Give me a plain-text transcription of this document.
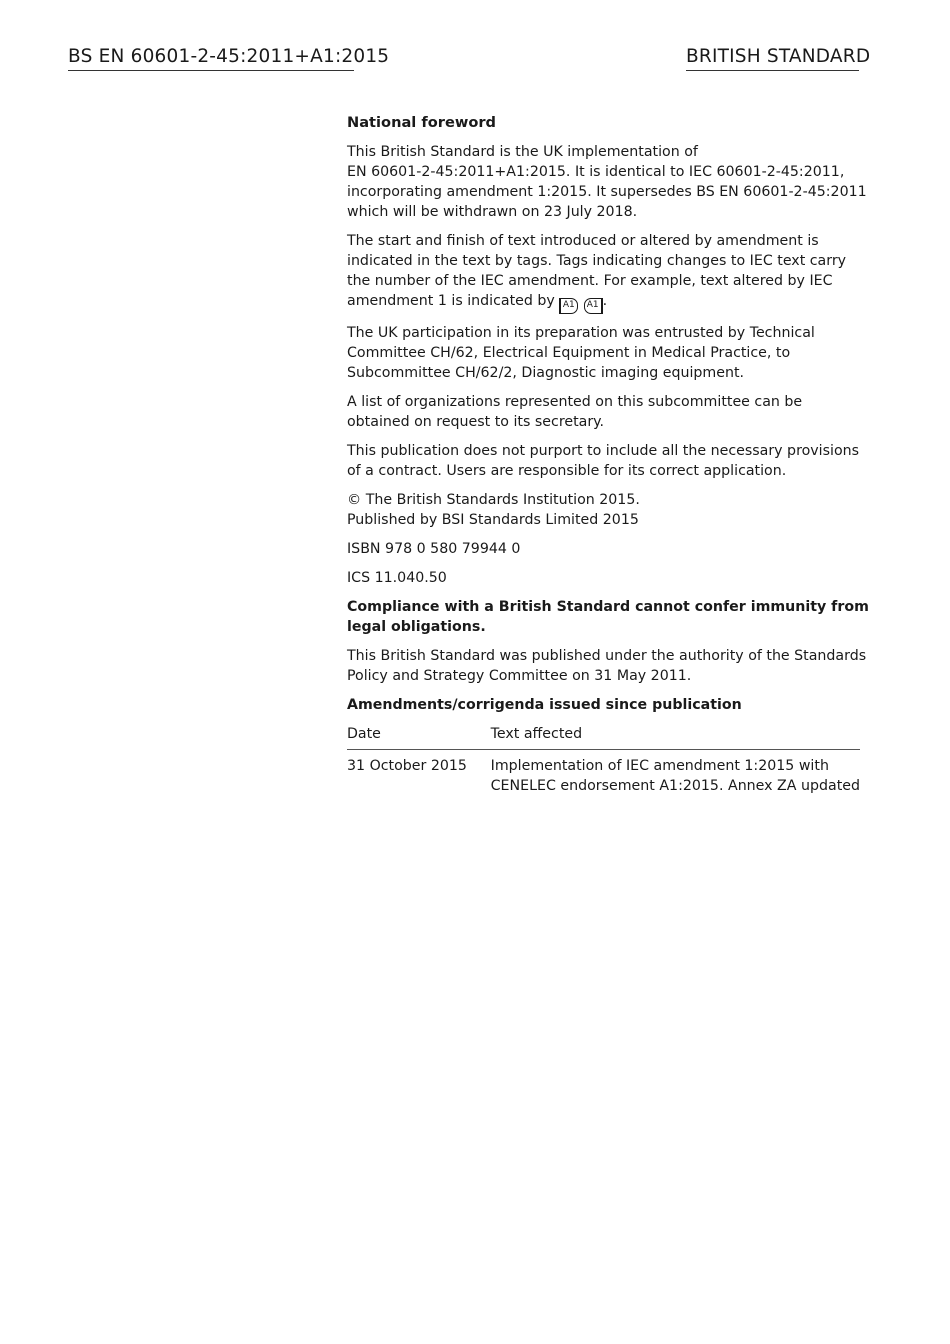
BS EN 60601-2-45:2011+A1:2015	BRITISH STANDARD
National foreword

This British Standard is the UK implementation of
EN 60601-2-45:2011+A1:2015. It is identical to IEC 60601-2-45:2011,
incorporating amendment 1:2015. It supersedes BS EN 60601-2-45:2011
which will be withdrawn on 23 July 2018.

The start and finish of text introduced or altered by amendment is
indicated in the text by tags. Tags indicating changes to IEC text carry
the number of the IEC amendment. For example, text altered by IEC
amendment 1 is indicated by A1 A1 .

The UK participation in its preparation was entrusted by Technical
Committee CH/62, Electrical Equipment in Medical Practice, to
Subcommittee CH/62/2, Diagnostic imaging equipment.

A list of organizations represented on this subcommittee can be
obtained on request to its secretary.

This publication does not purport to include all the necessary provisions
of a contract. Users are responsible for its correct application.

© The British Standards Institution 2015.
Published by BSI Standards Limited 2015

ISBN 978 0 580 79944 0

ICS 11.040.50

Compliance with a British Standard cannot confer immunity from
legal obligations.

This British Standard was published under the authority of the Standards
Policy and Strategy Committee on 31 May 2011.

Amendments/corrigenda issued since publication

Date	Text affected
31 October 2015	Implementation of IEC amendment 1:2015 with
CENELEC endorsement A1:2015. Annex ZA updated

::::::

**AIM OF THE EXERCISE**
Repeat the data exactly, without the pictures.

**WRITTEN ANSWER**
Give me a plain-text transcription of this document.
BS EN 60601-2-45:2011+A1:2015	BRITISH STANDARD
National foreword

This British Standard is the UK implementation of
EN 60601-2-45:2011+A1:2015. It is identical to IEC 60601-2-45:2011,
incorporating amendment 1:2015. It supersedes BS EN 60601-2-45:2011
which will be withdrawn on 23 July 2018.

The start and finish of text introduced or altered by amendment is
indicated in the text by tags. Tags indicating changes to IEC text carry
the number of the IEC amendment. For example, text altered by IEC
amendment 1 is indicated by A1 A1 .

The UK participation in its preparation was entrusted by Technical
Committee CH/62, Electrical Equipment in Medical Practice, to
Subcommittee CH/62/2, Diagnostic imaging equipment.

A list of organizations represented on this subcommittee can be
obtained on request to its secretary.

This publication does not purport to include all the necessary provisions
of a contract. Users are responsible for its correct application.

© The British Standards Institution 2015.
Published by BSI Standards Limited 2015

ISBN 978 0 580 79944 0

ICS 11.040.50

Compliance with a British Standard cannot confer immunity from
legal obligations.

This British Standard was published under the authority of the Standards
Policy and Strategy Committee on 31 May 2011.

Amendments/corrigenda issued since publication

Date	Text affected
31 October 2015	Implementation of IEC amendment 1:2015 with
CENELEC endorsement A1:2015. Annex ZA updated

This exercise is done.